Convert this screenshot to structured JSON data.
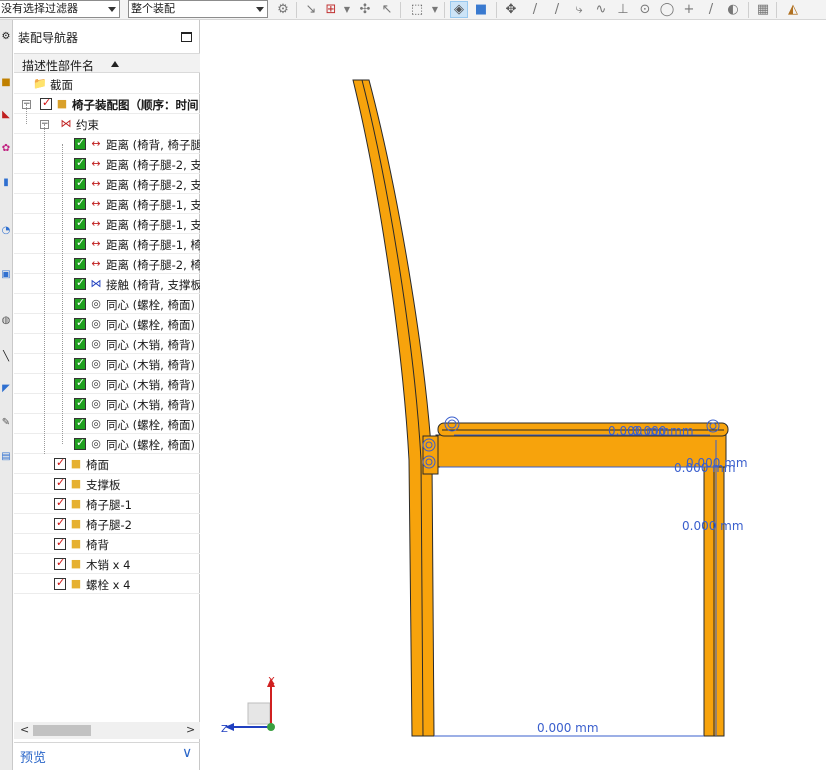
{
  "toolbar": {
    "filter_value": "没有选择过滤器",
    "scope_value": "整个装配"
  },
  "navigator": {
    "title": "装配导航器",
    "column_header": "描述性部件名",
    "rows": [
      {
        "label": "截面",
        "icon": "folder-icon",
        "check": "none"
      },
      {
        "label": "椅子装配图（顺序：时间",
        "icon": "assembly-icon",
        "check": "red"
      },
      {
        "label": "约束",
        "icon": "constraints-icon",
        "check": "none"
      },
      {
        "label": "距离 (椅背, 椅子腿",
        "icon": "distance-constraint-icon",
        "check": "green"
      },
      {
        "label": "距离 (椅子腿-2, 支",
        "icon": "distance-constraint-icon",
        "check": "green"
      },
      {
        "label": "距离 (椅子腿-2, 支",
        "icon": "distance-constraint-icon",
        "check": "green"
      },
      {
        "label": "距离 (椅子腿-1, 支",
        "icon": "distance-constraint-icon",
        "check": "green"
      },
      {
        "label": "距离 (椅子腿-1, 支",
        "icon": "distance-constraint-icon",
        "check": "green"
      },
      {
        "label": "距离 (椅子腿-1, 椅",
        "icon": "distance-constraint-icon",
        "check": "green"
      },
      {
        "label": "距离 (椅子腿-2, 椅",
        "icon": "distance-constraint-icon",
        "check": "green"
      },
      {
        "label": "接触 (椅背, 支撑板",
        "icon": "touch-constraint-icon",
        "check": "green"
      },
      {
        "label": "同心 (螺栓, 椅面)",
        "icon": "concentric-constraint-icon",
        "check": "green"
      },
      {
        "label": "同心 (螺栓, 椅面)",
        "icon": "concentric-constraint-icon",
        "check": "green"
      },
      {
        "label": "同心 (木销, 椅背)",
        "icon": "concentric-constraint-icon",
        "check": "green"
      },
      {
        "label": "同心 (木销, 椅背)",
        "icon": "concentric-constraint-icon",
        "check": "green"
      },
      {
        "label": "同心 (木销, 椅背)",
        "icon": "concentric-constraint-icon",
        "check": "green"
      },
      {
        "label": "同心 (木销, 椅背)",
        "icon": "concentric-constraint-icon",
        "check": "green"
      },
      {
        "label": "同心 (螺栓, 椅面)",
        "icon": "concentric-constraint-icon",
        "check": "green"
      },
      {
        "label": "同心 (螺栓, 椅面)",
        "icon": "concentric-constraint-icon",
        "check": "green"
      },
      {
        "label": "椅面",
        "icon": "component-icon",
        "check": "red"
      },
      {
        "label": "支撑板",
        "icon": "component-icon",
        "check": "red"
      },
      {
        "label": "椅子腿-1",
        "icon": "component-icon",
        "check": "red"
      },
      {
        "label": "椅子腿-2",
        "icon": "component-icon",
        "check": "red"
      },
      {
        "label": "椅背",
        "icon": "component-icon",
        "check": "red"
      },
      {
        "label": "木销 x 4",
        "icon": "component-icon",
        "check": "red"
      },
      {
        "label": "螺栓 x 4",
        "icon": "component-icon",
        "check": "red"
      }
    ],
    "preview_label": "预览"
  },
  "viewport": {
    "dimensions": [
      "0.000 mm",
      "0.000 mm",
      "0.000 mm",
      "0.000 mm",
      "0.000 mm",
      "0.000 mm"
    ],
    "triad": {
      "x_label": "X",
      "z_label": "Z"
    },
    "colors": {
      "wood": "#f7a30c",
      "wood_edge": "#2a2a2a",
      "dimension": "#3a5fcd",
      "triad_x": "#d02020",
      "triad_z": "#2040c0"
    }
  }
}
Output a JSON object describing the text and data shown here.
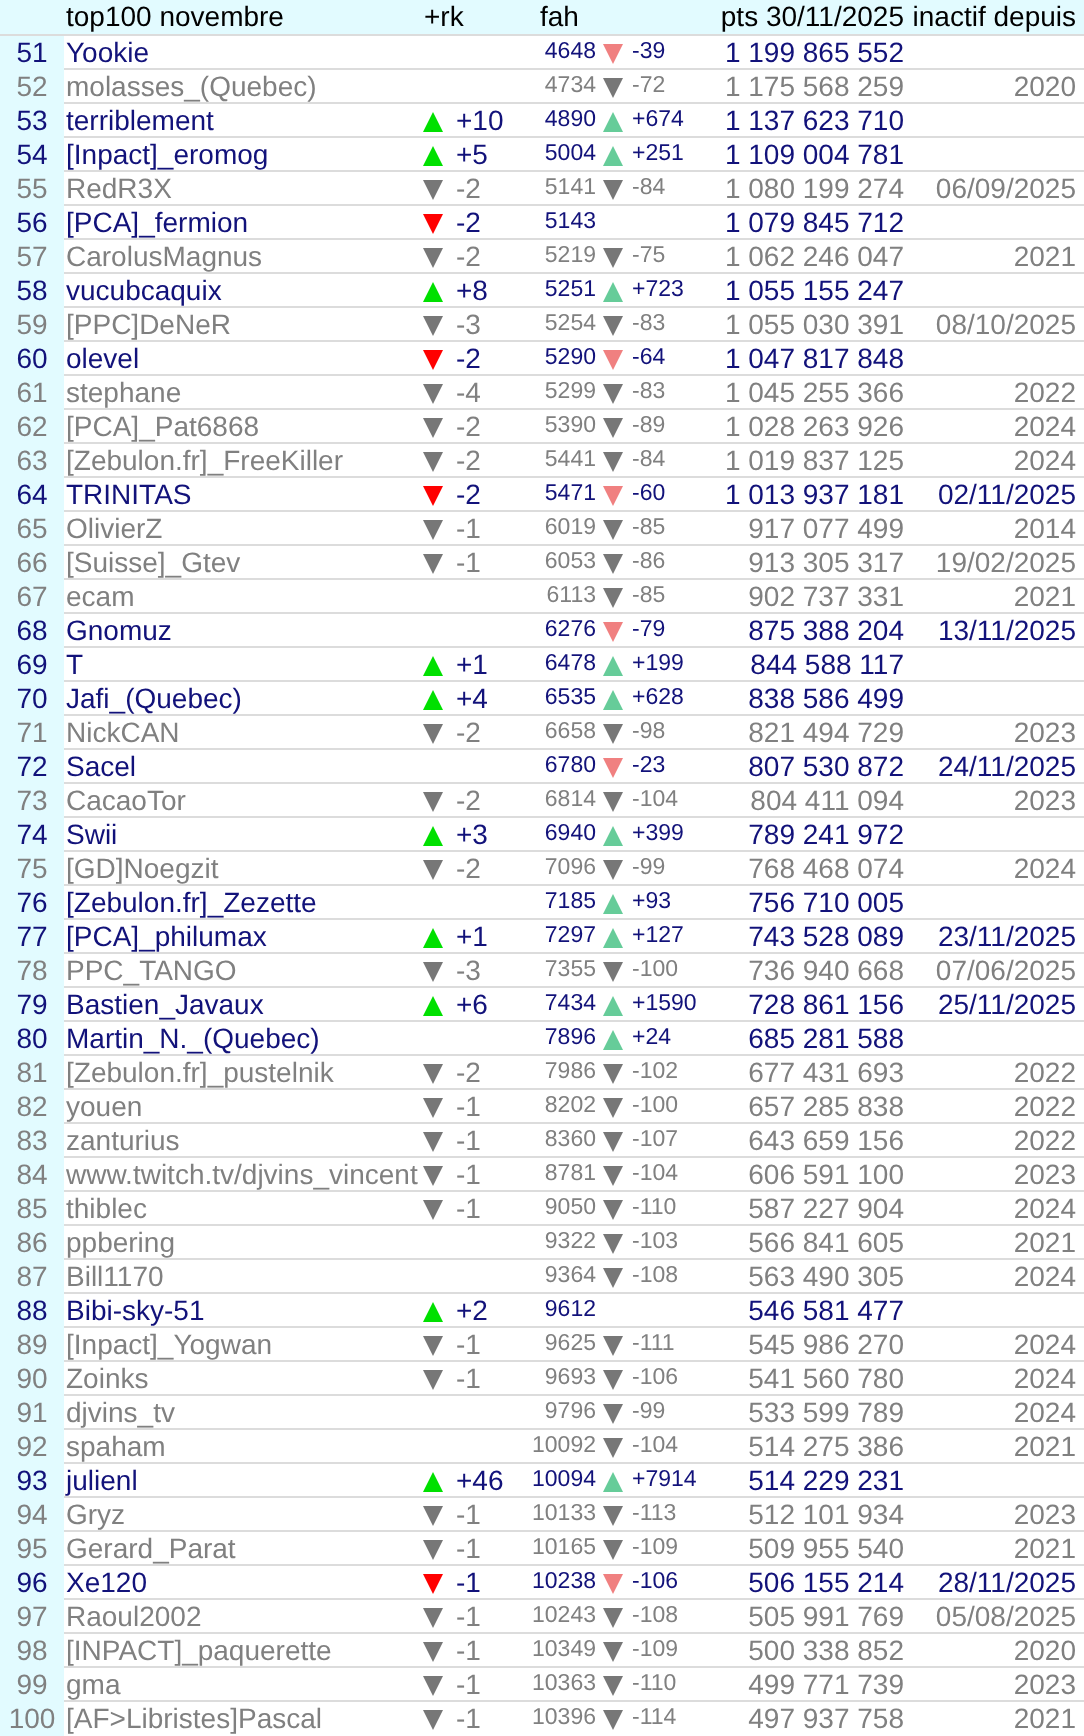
{
  "header": {
    "name": "top100 novembre",
    "rank_change": "+rk",
    "fah": "fah",
    "points": "pts 30/11/2025",
    "inactive_since": "inactif depuis"
  },
  "rows": [
    {
      "rank": "51",
      "name": "Yookie",
      "active": true,
      "fah": "4648",
      "fah_change": {
        "kind": "down",
        "value": "-39"
      },
      "points": "1 199 865 552"
    },
    {
      "rank": "52",
      "name": "molasses_(Quebec)",
      "active": false,
      "fah": "4734",
      "fah_change": {
        "kind": "down",
        "value": "-72"
      },
      "points": "1 175 568 259",
      "inactive_since": "2020"
    },
    {
      "rank": "53",
      "name": "terriblement",
      "active": true,
      "rank_change": {
        "kind": "up",
        "value": "+10"
      },
      "fah": "4890",
      "fah_change": {
        "kind": "up",
        "value": "+674"
      },
      "points": "1 137 623 710"
    },
    {
      "rank": "54",
      "name": "[Inpact]_eromog",
      "active": true,
      "rank_change": {
        "kind": "up",
        "value": "+5"
      },
      "fah": "5004",
      "fah_change": {
        "kind": "up",
        "value": "+251"
      },
      "points": "1 109 004 781"
    },
    {
      "rank": "55",
      "name": "RedR3X",
      "active": false,
      "rank_change": {
        "kind": "down",
        "value": "-2"
      },
      "fah": "5141",
      "fah_change": {
        "kind": "down",
        "value": "-84"
      },
      "points": "1 080 199 274",
      "inactive_since": "06/09/2025"
    },
    {
      "rank": "56",
      "name": "[PCA]_fermion",
      "active": true,
      "rank_change": {
        "kind": "down",
        "value": "-2"
      },
      "fah": "5143",
      "points": "1 079 845 712"
    },
    {
      "rank": "57",
      "name": "CarolusMagnus",
      "active": false,
      "rank_change": {
        "kind": "down",
        "value": "-2"
      },
      "fah": "5219",
      "fah_change": {
        "kind": "down",
        "value": "-75"
      },
      "points": "1 062 246 047",
      "inactive_since": "2021"
    },
    {
      "rank": "58",
      "name": "vucubcaquix",
      "active": true,
      "rank_change": {
        "kind": "up",
        "value": "+8"
      },
      "fah": "5251",
      "fah_change": {
        "kind": "up",
        "value": "+723"
      },
      "points": "1 055 155 247"
    },
    {
      "rank": "59",
      "name": "[PPC]DeNeR",
      "active": false,
      "rank_change": {
        "kind": "down",
        "value": "-3"
      },
      "fah": "5254",
      "fah_change": {
        "kind": "down",
        "value": "-83"
      },
      "points": "1 055 030 391",
      "inactive_since": "08/10/2025"
    },
    {
      "rank": "60",
      "name": "olevel",
      "active": true,
      "rank_change": {
        "kind": "down",
        "value": "-2"
      },
      "fah": "5290",
      "fah_change": {
        "kind": "down",
        "value": "-64"
      },
      "points": "1 047 817 848"
    },
    {
      "rank": "61",
      "name": "stephane",
      "active": false,
      "rank_change": {
        "kind": "down",
        "value": "-4"
      },
      "fah": "5299",
      "fah_change": {
        "kind": "down",
        "value": "-83"
      },
      "points": "1 045 255 366",
      "inactive_since": "2022"
    },
    {
      "rank": "62",
      "name": "[PCA]_Pat6868",
      "active": false,
      "rank_change": {
        "kind": "down",
        "value": "-2"
      },
      "fah": "5390",
      "fah_change": {
        "kind": "down",
        "value": "-89"
      },
      "points": "1 028 263 926",
      "inactive_since": "2024"
    },
    {
      "rank": "63",
      "name": "[Zebulon.fr]_FreeKiller",
      "active": false,
      "rank_change": {
        "kind": "down",
        "value": "-2"
      },
      "fah": "5441",
      "fah_change": {
        "kind": "down",
        "value": "-84"
      },
      "points": "1 019 837 125",
      "inactive_since": "2024"
    },
    {
      "rank": "64",
      "name": "TRINITAS",
      "active": true,
      "rank_change": {
        "kind": "down",
        "value": "-2"
      },
      "fah": "5471",
      "fah_change": {
        "kind": "down",
        "value": "-60"
      },
      "points": "1 013 937 181",
      "inactive_since": "02/11/2025"
    },
    {
      "rank": "65",
      "name": "OlivierZ",
      "active": false,
      "rank_change": {
        "kind": "down",
        "value": "-1"
      },
      "fah": "6019",
      "fah_change": {
        "kind": "down",
        "value": "-85"
      },
      "points": "917 077 499",
      "inactive_since": "2014"
    },
    {
      "rank": "66",
      "name": "[Suisse]_Gtev",
      "active": false,
      "rank_change": {
        "kind": "down",
        "value": "-1"
      },
      "fah": "6053",
      "fah_change": {
        "kind": "down",
        "value": "-86"
      },
      "points": "913 305 317",
      "inactive_since": "19/02/2025"
    },
    {
      "rank": "67",
      "name": "ecam",
      "active": false,
      "fah": "6113",
      "fah_change": {
        "kind": "down",
        "value": "-85"
      },
      "points": "902 737 331",
      "inactive_since": "2021"
    },
    {
      "rank": "68",
      "name": "Gnomuz",
      "active": true,
      "fah": "6276",
      "fah_change": {
        "kind": "down",
        "value": "-79"
      },
      "points": "875 388 204",
      "inactive_since": "13/11/2025"
    },
    {
      "rank": "69",
      "name": "T",
      "active": true,
      "rank_change": {
        "kind": "up",
        "value": "+1"
      },
      "fah": "6478",
      "fah_change": {
        "kind": "up",
        "value": "+199"
      },
      "points": "844 588 117"
    },
    {
      "rank": "70",
      "name": "Jafi_(Quebec)",
      "active": true,
      "rank_change": {
        "kind": "up",
        "value": "+4"
      },
      "fah": "6535",
      "fah_change": {
        "kind": "up",
        "value": "+628"
      },
      "points": "838 586 499"
    },
    {
      "rank": "71",
      "name": "NickCAN",
      "active": false,
      "rank_change": {
        "kind": "down",
        "value": "-2"
      },
      "fah": "6658",
      "fah_change": {
        "kind": "down",
        "value": "-98"
      },
      "points": "821 494 729",
      "inactive_since": "2023"
    },
    {
      "rank": "72",
      "name": "Sacel",
      "active": true,
      "fah": "6780",
      "fah_change": {
        "kind": "down",
        "value": "-23"
      },
      "points": "807 530 872",
      "inactive_since": "24/11/2025"
    },
    {
      "rank": "73",
      "name": "CacaoTor",
      "active": false,
      "rank_change": {
        "kind": "down",
        "value": "-2"
      },
      "fah": "6814",
      "fah_change": {
        "kind": "down",
        "value": "-104"
      },
      "points": "804 411 094",
      "inactive_since": "2023"
    },
    {
      "rank": "74",
      "name": "Swii",
      "active": true,
      "rank_change": {
        "kind": "up",
        "value": "+3"
      },
      "fah": "6940",
      "fah_change": {
        "kind": "up",
        "value": "+399"
      },
      "points": "789 241 972"
    },
    {
      "rank": "75",
      "name": "[GD]Noegzit",
      "active": false,
      "rank_change": {
        "kind": "down",
        "value": "-2"
      },
      "fah": "7096",
      "fah_change": {
        "kind": "down",
        "value": "-99"
      },
      "points": "768 468 074",
      "inactive_since": "2024"
    },
    {
      "rank": "76",
      "name": "[Zebulon.fr]_Zezette",
      "active": true,
      "fah": "7185",
      "fah_change": {
        "kind": "up",
        "value": "+93"
      },
      "points": "756 710 005"
    },
    {
      "rank": "77",
      "name": "[PCA]_philumax",
      "active": true,
      "rank_change": {
        "kind": "up",
        "value": "+1"
      },
      "fah": "7297",
      "fah_change": {
        "kind": "up",
        "value": "+127"
      },
      "points": "743 528 089",
      "inactive_since": "23/11/2025"
    },
    {
      "rank": "78",
      "name": "PPC_TANGO",
      "active": false,
      "rank_change": {
        "kind": "down",
        "value": "-3"
      },
      "fah": "7355",
      "fah_change": {
        "kind": "down",
        "value": "-100"
      },
      "points": "736 940 668",
      "inactive_since": "07/06/2025"
    },
    {
      "rank": "79",
      "name": "Bastien_Javaux",
      "active": true,
      "rank_change": {
        "kind": "up",
        "value": "+6"
      },
      "fah": "7434",
      "fah_change": {
        "kind": "up",
        "value": "+1590"
      },
      "points": "728 861 156",
      "inactive_since": "25/11/2025"
    },
    {
      "rank": "80",
      "name": "Martin_N._(Quebec)",
      "active": true,
      "fah": "7896",
      "fah_change": {
        "kind": "up",
        "value": "+24"
      },
      "points": "685 281 588"
    },
    {
      "rank": "81",
      "name": "[Zebulon.fr]_pustelnik",
      "active": false,
      "rank_change": {
        "kind": "down",
        "value": "-2"
      },
      "fah": "7986",
      "fah_change": {
        "kind": "down",
        "value": "-102"
      },
      "points": "677 431 693",
      "inactive_since": "2022"
    },
    {
      "rank": "82",
      "name": "youen",
      "active": false,
      "rank_change": {
        "kind": "down",
        "value": "-1"
      },
      "fah": "8202",
      "fah_change": {
        "kind": "down",
        "value": "-100"
      },
      "points": "657 285 838",
      "inactive_since": "2022"
    },
    {
      "rank": "83",
      "name": "zanturius",
      "active": false,
      "rank_change": {
        "kind": "down",
        "value": "-1"
      },
      "fah": "8360",
      "fah_change": {
        "kind": "down",
        "value": "-107"
      },
      "points": "643 659 156",
      "inactive_since": "2022"
    },
    {
      "rank": "84",
      "name": "www.twitch.tv/djvins_vincent",
      "active": false,
      "rank_change": {
        "kind": "down",
        "value": "-1"
      },
      "fah": "8781",
      "fah_change": {
        "kind": "down",
        "value": "-104"
      },
      "points": "606 591 100",
      "inactive_since": "2023"
    },
    {
      "rank": "85",
      "name": "thiblec",
      "active": false,
      "rank_change": {
        "kind": "down",
        "value": "-1"
      },
      "fah": "9050",
      "fah_change": {
        "kind": "down",
        "value": "-110"
      },
      "points": "587 227 904",
      "inactive_since": "2024"
    },
    {
      "rank": "86",
      "name": "ppbering",
      "active": false,
      "fah": "9322",
      "fah_change": {
        "kind": "down",
        "value": "-103"
      },
      "points": "566 841 605",
      "inactive_since": "2021"
    },
    {
      "rank": "87",
      "name": "Bill1170",
      "active": false,
      "fah": "9364",
      "fah_change": {
        "kind": "down",
        "value": "-108"
      },
      "points": "563 490 305",
      "inactive_since": "2024"
    },
    {
      "rank": "88",
      "name": "Bibi-sky-51",
      "active": true,
      "rank_change": {
        "kind": "up",
        "value": "+2"
      },
      "fah": "9612",
      "points": "546 581 477"
    },
    {
      "rank": "89",
      "name": "[Inpact]_Yogwan",
      "active": false,
      "rank_change": {
        "kind": "down",
        "value": "-1"
      },
      "fah": "9625",
      "fah_change": {
        "kind": "down",
        "value": "-111"
      },
      "points": "545 986 270",
      "inactive_since": "2024"
    },
    {
      "rank": "90",
      "name": "Zoinks",
      "active": false,
      "rank_change": {
        "kind": "down",
        "value": "-1"
      },
      "fah": "9693",
      "fah_change": {
        "kind": "down",
        "value": "-106"
      },
      "points": "541 560 780",
      "inactive_since": "2024"
    },
    {
      "rank": "91",
      "name": "djvins_tv",
      "active": false,
      "fah": "9796",
      "fah_change": {
        "kind": "down",
        "value": "-99"
      },
      "points": "533 599 789",
      "inactive_since": "2024"
    },
    {
      "rank": "92",
      "name": "spaham",
      "active": false,
      "fah": "10092",
      "fah_change": {
        "kind": "down",
        "value": "-104"
      },
      "points": "514 275 386",
      "inactive_since": "2021"
    },
    {
      "rank": "93",
      "name": "julienl",
      "active": true,
      "rank_change": {
        "kind": "up",
        "value": "+46"
      },
      "fah": "10094",
      "fah_change": {
        "kind": "up",
        "value": "+7914"
      },
      "points": "514 229 231"
    },
    {
      "rank": "94",
      "name": "Gryz",
      "active": false,
      "rank_change": {
        "kind": "down",
        "value": "-1"
      },
      "fah": "10133",
      "fah_change": {
        "kind": "down",
        "value": "-113"
      },
      "points": "512 101 934",
      "inactive_since": "2023"
    },
    {
      "rank": "95",
      "name": "Gerard_Parat",
      "active": false,
      "rank_change": {
        "kind": "down",
        "value": "-1"
      },
      "fah": "10165",
      "fah_change": {
        "kind": "down",
        "value": "-109"
      },
      "points": "509 955 540",
      "inactive_since": "2021"
    },
    {
      "rank": "96",
      "name": "Xe120",
      "active": true,
      "rank_change": {
        "kind": "down",
        "value": "-1"
      },
      "fah": "10238",
      "fah_change": {
        "kind": "down",
        "value": "-106"
      },
      "points": "506 155 214",
      "inactive_since": "28/11/2025"
    },
    {
      "rank": "97",
      "name": "Raoul2002",
      "active": false,
      "rank_change": {
        "kind": "down",
        "value": "-1"
      },
      "fah": "10243",
      "fah_change": {
        "kind": "down",
        "value": "-108"
      },
      "points": "505 991 769",
      "inactive_since": "05/08/2025"
    },
    {
      "rank": "98",
      "name": "[INPACT]_paquerette",
      "active": false,
      "rank_change": {
        "kind": "down",
        "value": "-1"
      },
      "fah": "10349",
      "fah_change": {
        "kind": "down",
        "value": "-109"
      },
      "points": "500 338 852",
      "inactive_since": "2020"
    },
    {
      "rank": "99",
      "name": "gma",
      "active": false,
      "rank_change": {
        "kind": "down",
        "value": "-1"
      },
      "fah": "10363",
      "fah_change": {
        "kind": "down",
        "value": "-110"
      },
      "points": "499 771 739",
      "inactive_since": "2023"
    },
    {
      "rank": "100",
      "name": "[AF>Libristes]Pascal",
      "active": false,
      "rank_change": {
        "kind": "down",
        "value": "-1"
      },
      "fah": "10396",
      "fah_change": {
        "kind": "down",
        "value": "-114"
      },
      "points": "497 937 758",
      "inactive_since": "2021"
    }
  ]
}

⁂

**Stated goal:** Identify and copy all lines with the word "JSON".

**Exercise result:**
Convert this screenshot to structured JSON data.
Output a JSON object describing the text and data shown here.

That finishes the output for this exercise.